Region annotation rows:
__________________________________________________

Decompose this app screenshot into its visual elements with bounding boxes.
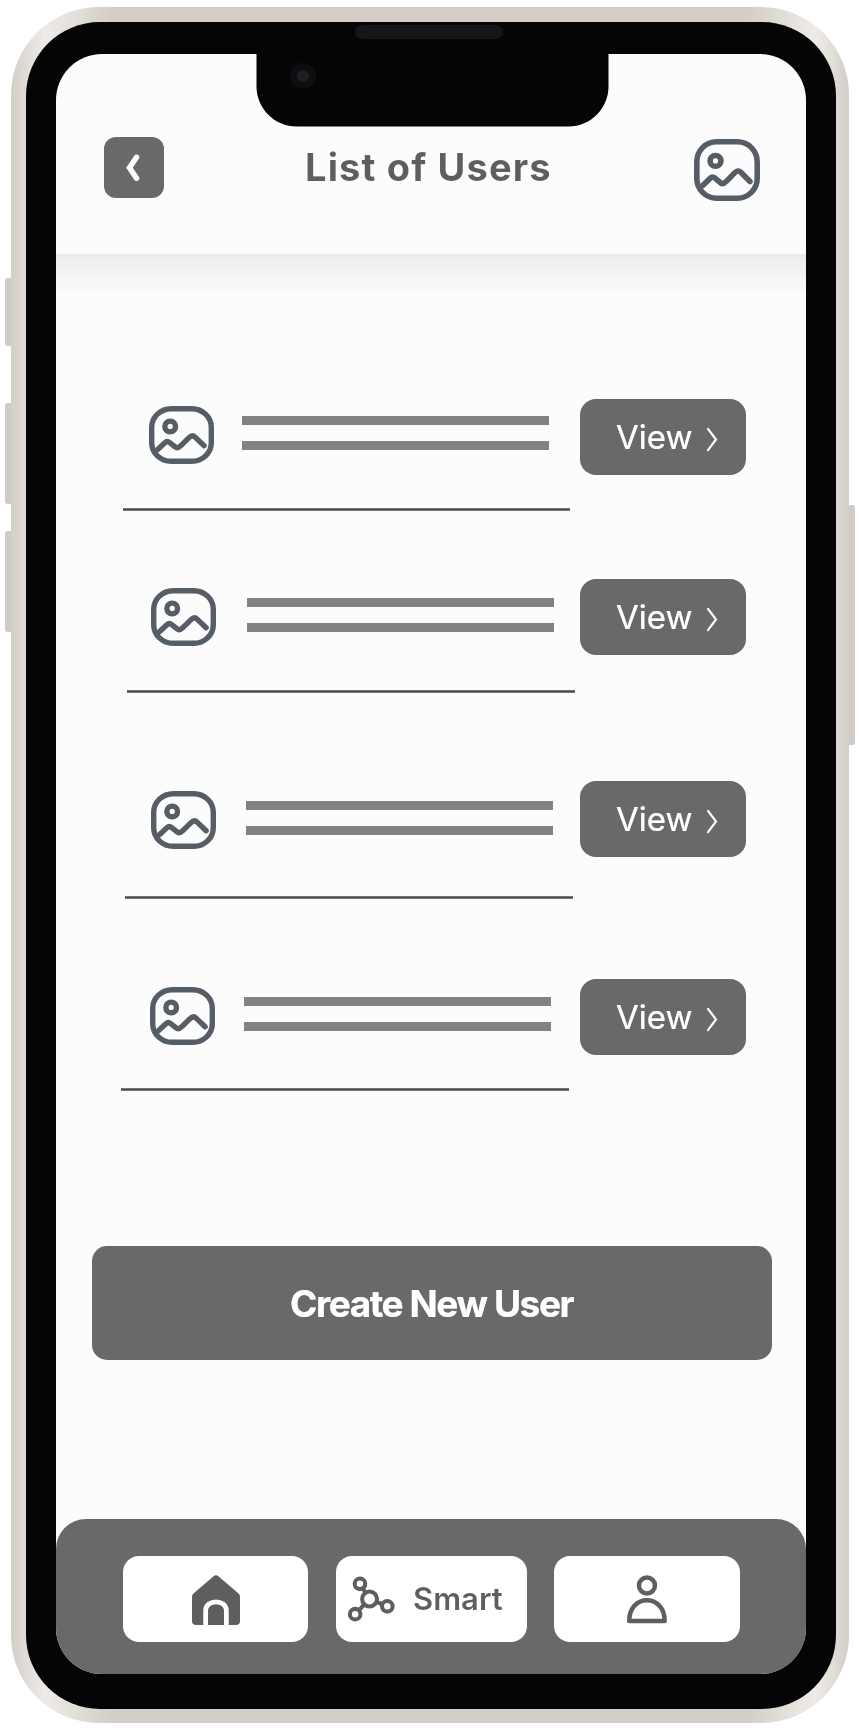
button[interactable]: View [580, 781, 746, 857]
staticText: View [616, 597, 693, 637]
button[interactable]: View [580, 579, 746, 655]
button[interactable]: User avatar [151, 588, 216, 646]
button[interactable]: Create New User [92, 1246, 772, 1360]
staticText: Smart [413, 1580, 503, 1618]
staticText: View [616, 799, 693, 839]
button[interactable]: Gallery [694, 139, 760, 201]
button[interactable]: Home [123, 1556, 308, 1642]
staticText: List of Users [305, 144, 552, 190]
button[interactable]: Profile [554, 1556, 740, 1642]
button[interactable]: View [580, 399, 746, 475]
staticText: View [616, 997, 693, 1037]
button[interactable]: Back [104, 137, 164, 198]
staticText: Create New User [290, 1281, 574, 1326]
button[interactable]: User avatar [150, 987, 215, 1045]
staticText: View [616, 417, 693, 457]
button[interactable]: Smart [336, 1556, 527, 1642]
button[interactable]: View [580, 979, 746, 1055]
button[interactable]: User avatar [151, 791, 216, 849]
button[interactable]: User avatar [149, 406, 214, 464]
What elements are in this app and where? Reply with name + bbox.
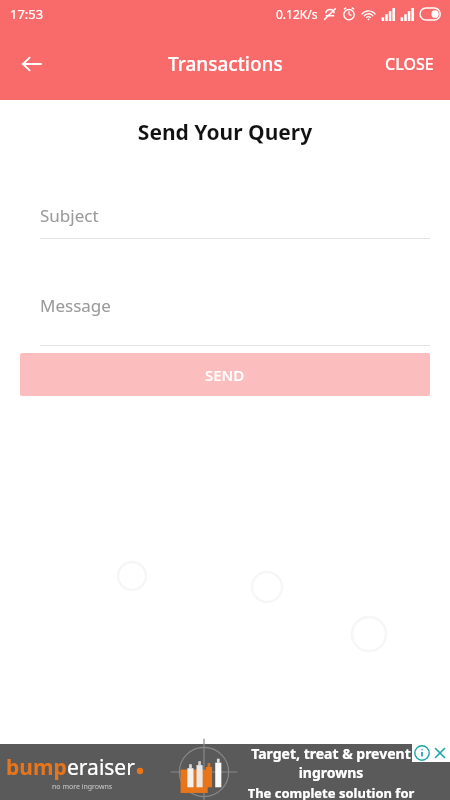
staticText: bump	[6, 753, 67, 782]
staticText: 17:53	[10, 5, 44, 23]
button[interactable]: Message	[20, 294, 430, 346]
button[interactable]: Close ad	[432, 745, 448, 761]
button[interactable]: Advertisement	[0, 744, 450, 800]
staticText: Transactions	[168, 51, 283, 77]
staticText: no more ingrowns	[52, 782, 113, 792]
staticText: Message	[40, 294, 111, 317]
button[interactable]: Back	[8, 40, 56, 88]
staticText: CLOSE	[385, 53, 434, 75]
staticText: Target, treat & prevent ingrowns	[232, 744, 430, 782]
staticText: The complete solution for	[232, 784, 430, 800]
button[interactable]: SEND	[20, 353, 430, 396]
staticText: SEND	[205, 365, 245, 385]
staticText: Subject	[40, 204, 99, 227]
button[interactable]: CLOSE	[369, 41, 450, 87]
staticText: 0.12K/s	[276, 6, 318, 22]
staticText: Send Your Query	[0, 118, 450, 147]
button[interactable]: Subject	[20, 204, 430, 239]
staticText: eraiser	[67, 753, 135, 782]
button[interactable]: Ad info	[414, 745, 430, 761]
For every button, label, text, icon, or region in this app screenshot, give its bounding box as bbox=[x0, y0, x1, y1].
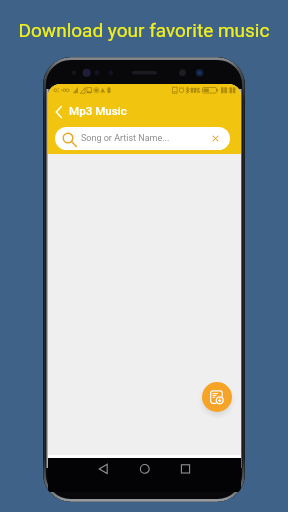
staticText: Mp3 Music bbox=[69, 104, 127, 118]
button[interactable]: Song or Artist Name... bbox=[55, 127, 230, 150]
button[interactable]: Download bbox=[202, 382, 232, 412]
button[interactable]: Clear bbox=[209, 132, 222, 145]
staticText: Download your favorite music bbox=[0, 19, 288, 41]
staticText: Song or Artist Name... bbox=[81, 133, 170, 144]
button[interactable]: Back bbox=[50, 103, 68, 121]
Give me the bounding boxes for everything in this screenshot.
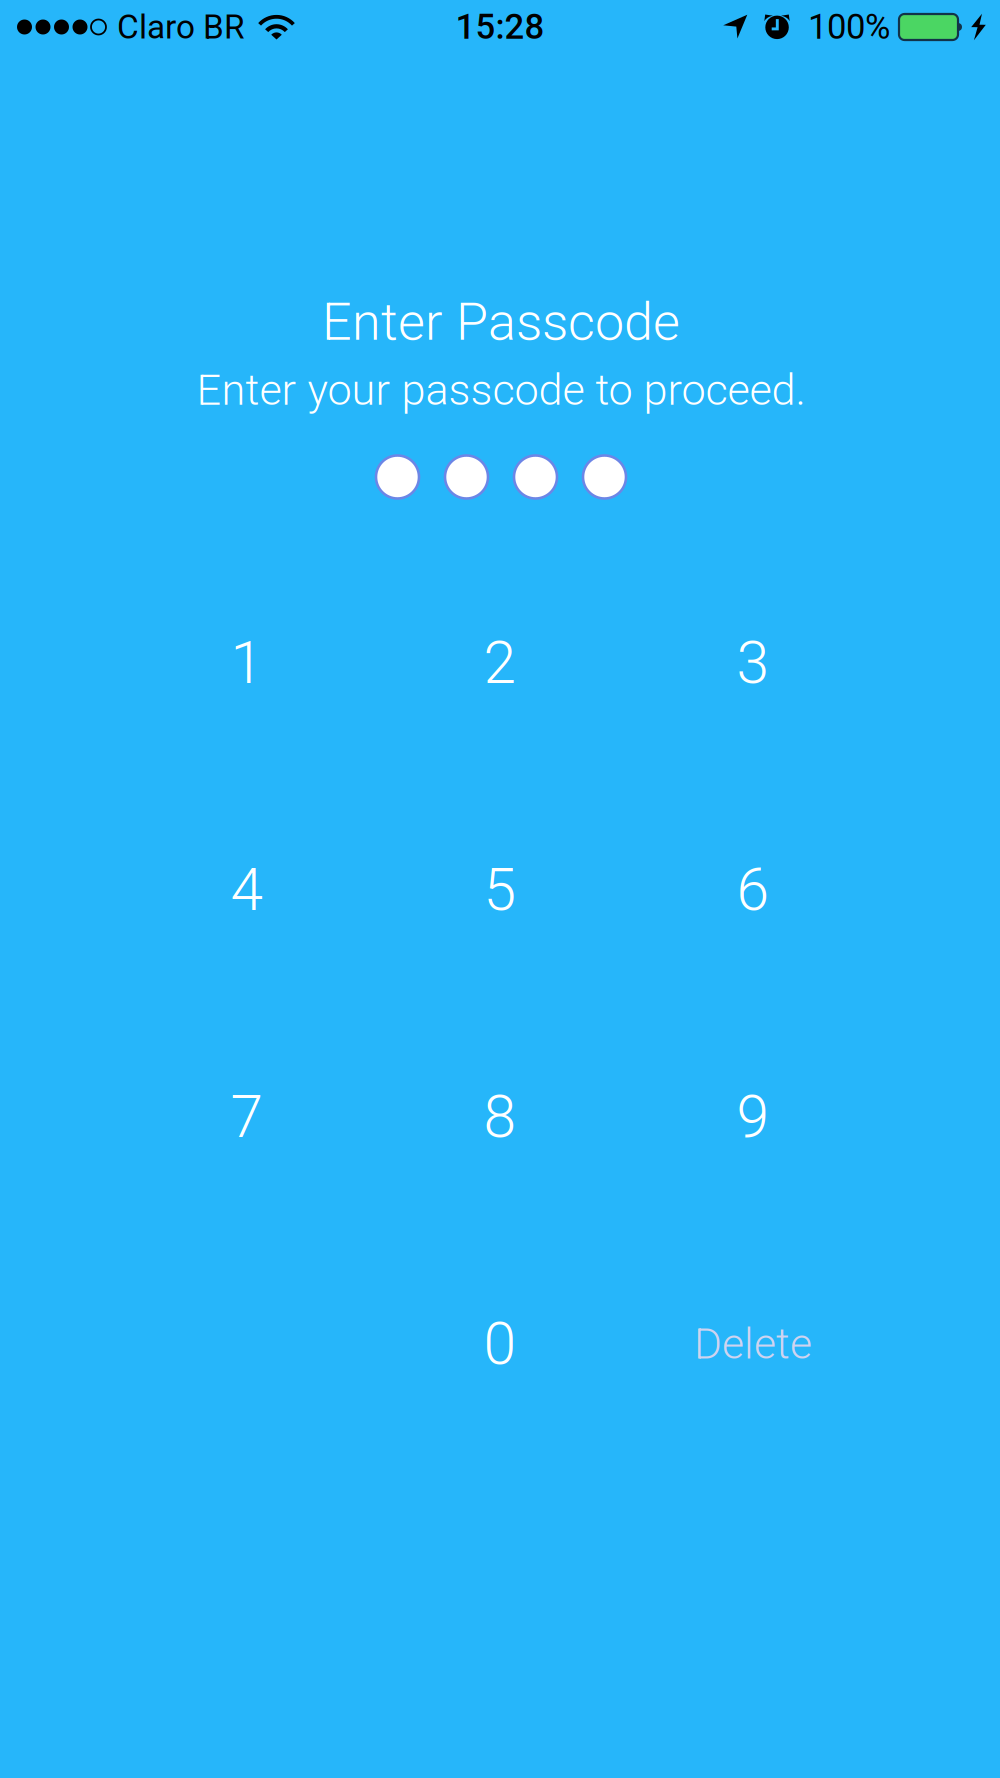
button[interactable]: 1 (120, 550, 374, 776)
staticText: 2 (484, 629, 516, 697)
button[interactable]: 2 (374, 550, 626, 776)
staticText: 0 (484, 1310, 516, 1378)
staticText: 100% (808, 7, 890, 47)
button[interactable]: Delete (626, 1230, 880, 1458)
button[interactable]: 7 (120, 1004, 374, 1230)
staticText: 6 (736, 856, 770, 924)
staticText: 7 (230, 1083, 264, 1151)
staticText: Enter Passcode (322, 292, 680, 352)
button[interactable]: 0 (374, 1230, 626, 1458)
button[interactable]: 9 (626, 1004, 880, 1230)
staticText: Enter your passcode to proceed. (196, 365, 806, 415)
button[interactable]: 5 (374, 776, 626, 1004)
staticText: 8 (484, 1083, 516, 1151)
button[interactable]: 6 (626, 776, 880, 1004)
staticText: Claro BR (117, 8, 245, 47)
staticText: 5 (484, 856, 516, 924)
staticText: Delete (694, 1319, 812, 1369)
staticText: 1 (230, 629, 264, 697)
staticText: 4 (230, 856, 264, 924)
button[interactable]: 3 (626, 550, 880, 776)
button[interactable]: 4 (120, 776, 374, 1004)
staticText: 9 (736, 1083, 770, 1151)
staticText: 15:28 (456, 7, 544, 47)
staticText: 3 (736, 629, 770, 697)
button[interactable]: 8 (374, 1004, 626, 1230)
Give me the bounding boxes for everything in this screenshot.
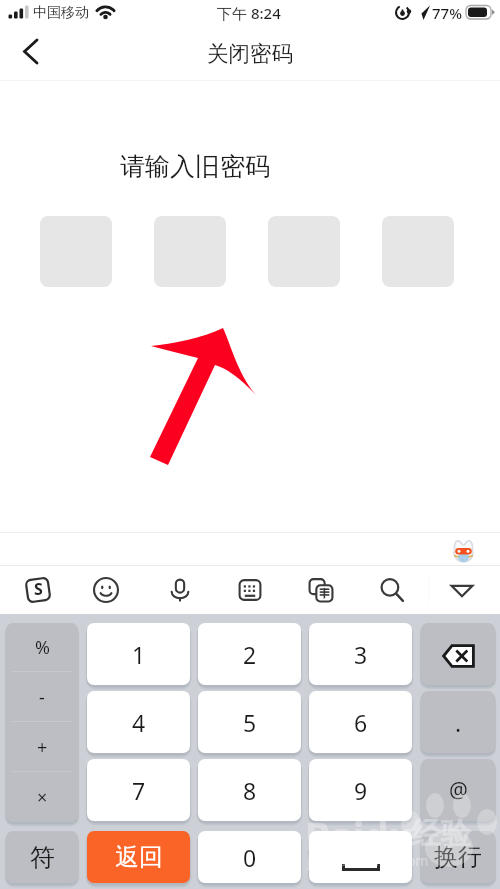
staticText: jingyan.baidu.com (307, 851, 429, 870)
button[interactable]: . (421, 691, 495, 753)
button[interactable]: 6 (309, 691, 412, 753)
button[interactable]: 4 (87, 691, 190, 753)
staticText: 4 (132, 707, 146, 738)
staticText: 7 (132, 775, 146, 806)
button[interactable]: Emoji (82, 566, 130, 614)
staticText: 2 (243, 639, 257, 670)
button[interactable]: Clipboard (297, 566, 345, 614)
staticText: . (455, 707, 462, 738)
staticText: Baidu (305, 809, 414, 861)
button[interactable]: 2 (198, 623, 301, 685)
button[interactable]: @ (421, 759, 495, 821)
button[interactable]: Hide keyboard (438, 566, 486, 614)
staticText: 1 (132, 639, 146, 670)
staticText: 经验 (411, 815, 471, 853)
button[interactable]: 换行 (421, 831, 495, 883)
staticText: 符 (30, 842, 55, 873)
button[interactable]: 3 (309, 623, 412, 685)
button[interactable]: Sogou input (14, 566, 62, 614)
button[interactable]: - (6, 672, 78, 722)
button[interactable]: Delete (421, 623, 495, 685)
staticText: × (37, 785, 48, 810)
staticText: 77% (432, 3, 462, 23)
staticText: + (37, 735, 48, 760)
staticText: 中国移动 (33, 4, 89, 22)
button[interactable]: % (6, 623, 78, 672)
staticText: 换行 (434, 842, 482, 872)
staticText: 0 (243, 842, 257, 873)
button[interactable]: + (6, 722, 78, 772)
staticText: - (39, 685, 45, 710)
button[interactable]: 8 (198, 759, 301, 821)
staticText: 6 (354, 707, 368, 738)
button[interactable]: Keypad (226, 566, 274, 614)
staticText: Baidu (305, 809, 414, 861)
button[interactable]: 1 (87, 623, 190, 685)
staticText: 5 (243, 707, 257, 738)
button[interactable]: Back (0, 29, 52, 81)
button[interactable]: 5 (198, 691, 301, 753)
button[interactable]: Space (309, 831, 412, 883)
staticText: 9 (354, 775, 368, 806)
button[interactable]: 符 (6, 831, 78, 883)
button[interactable]: Voice input (156, 566, 204, 614)
staticText: 返回 (115, 842, 163, 872)
button[interactable]: 0 (198, 831, 301, 883)
staticText: @ (449, 776, 468, 805)
button[interactable]: 返回 (87, 831, 190, 883)
button[interactable]: × (6, 772, 78, 822)
staticText: 请输入旧密码 (120, 151, 270, 182)
staticText: 8 (243, 775, 257, 806)
staticText: 关闭密码 (207, 40, 293, 67)
staticText: % (35, 635, 50, 660)
button[interactable]: 7 (87, 759, 190, 821)
staticText: 3 (354, 639, 368, 670)
button[interactable]: 9 (309, 759, 412, 821)
staticText: S (34, 578, 43, 600)
button[interactable]: Search (368, 566, 416, 614)
staticText: 下午 8:24 (217, 3, 281, 23)
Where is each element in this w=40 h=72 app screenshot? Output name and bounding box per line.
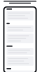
button[interactable] <box>6 25 34 32</box>
button[interactable] <box>6 56 34 66</box>
button[interactable] <box>6 70 34 72</box>
button[interactable] <box>6 34 34 43</box>
button[interactable] <box>6 48 34 55</box>
button[interactable] <box>6 11 34 20</box>
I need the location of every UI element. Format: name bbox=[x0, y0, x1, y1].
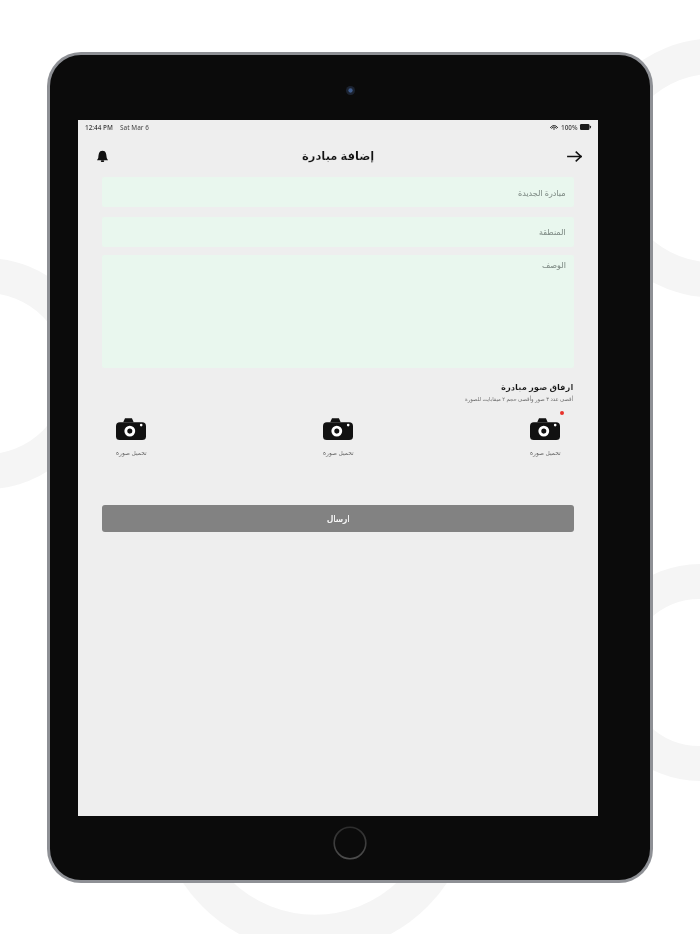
staticText: تحميل صورة bbox=[530, 449, 561, 457]
staticText: تحميل صورة bbox=[323, 449, 354, 457]
button[interactable]: ارسال bbox=[102, 505, 574, 532]
staticText: ارفاق صور مبادرة bbox=[501, 381, 574, 392]
staticText: 100% bbox=[561, 123, 578, 132]
staticText: المنطقة bbox=[539, 228, 566, 237]
button[interactable]: المنطقة bbox=[102, 217, 574, 247]
button[interactable]: Home bbox=[333, 826, 367, 860]
staticText: أقصى عدد ٣ صور وأقصى حجم ٢ ميقابايت للصو… bbox=[465, 395, 574, 402]
button[interactable]: Next bbox=[559, 141, 589, 171]
staticText: مبادرة الجديدة bbox=[518, 187, 566, 198]
staticText: ارسال bbox=[327, 514, 350, 524]
button[interactable]: Upload photo bbox=[309, 416, 367, 457]
staticText: إضافة مبادرة bbox=[302, 148, 375, 164]
staticText: تحميل صورة bbox=[116, 449, 147, 457]
button[interactable]: Upload photo bbox=[102, 416, 160, 457]
button[interactable]: Upload photo bbox=[516, 416, 574, 457]
button[interactable]: Notifications bbox=[87, 141, 117, 171]
staticText: 12:44 PM bbox=[85, 123, 113, 132]
staticText: الوصف bbox=[542, 261, 566, 270]
staticText: Sat Mar 6 bbox=[120, 123, 149, 132]
button[interactable]: مبادرة الجديدة bbox=[102, 177, 574, 207]
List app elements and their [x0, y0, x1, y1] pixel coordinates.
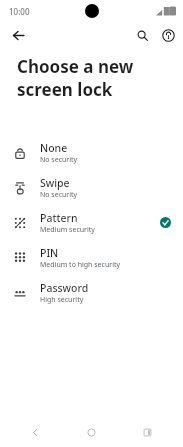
- button[interactable]: Recent apps: [134, 419, 160, 445]
- staticText: PIN: [40, 246, 59, 260]
- button[interactable]: Help: [157, 24, 179, 46]
- staticText: No security: [40, 190, 78, 200]
- button[interactable]: Back: [22, 419, 48, 445]
- staticText: No security: [40, 155, 78, 165]
- staticText: High security: [40, 295, 84, 305]
- button[interactable]: None: [0, 135, 183, 170]
- button[interactable]: Home: [78, 419, 104, 445]
- button[interactable]: Password: [0, 275, 183, 310]
- staticText: screen lock: [17, 78, 113, 101]
- button[interactable]: Back: [6, 23, 30, 47]
- staticText: Pattern: [40, 211, 78, 225]
- button[interactable]: Swipe: [0, 170, 183, 205]
- staticText: None: [40, 141, 68, 155]
- button[interactable]: Pattern: [0, 205, 183, 240]
- staticText: Choose a new: [17, 55, 134, 78]
- staticText: Swipe: [40, 176, 70, 190]
- staticText: Medium to high security: [40, 260, 121, 270]
- button[interactable]: Search: [131, 24, 153, 46]
- button[interactable]: PIN: [0, 240, 183, 275]
- staticText: Medium security: [40, 225, 95, 235]
- staticText: Password: [40, 281, 89, 295]
- staticText: 10:00: [9, 6, 30, 17]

__________________________________________________

### EXERCISE DETAILS
Starting with the line containing "staticText: تحميل صورة bbox=[530, 449, 561, 457]" and going on through the line containing "staticText: 100% bbox=[561, 123, 578, 132]" in the rows above, rewrite those lines with every "staticText" switched to "label" and everything else left unchanged.

### SOLUTION FOR THIS TASK
label: تحميل صورة bbox=[530, 449, 561, 457]
label: تحميل صورة bbox=[323, 449, 354, 457]
button[interactable]: ارسال bbox=[102, 505, 574, 532]
label: ارفاق صور مبادرة bbox=[501, 381, 574, 392]
label: 100% bbox=[561, 123, 578, 132]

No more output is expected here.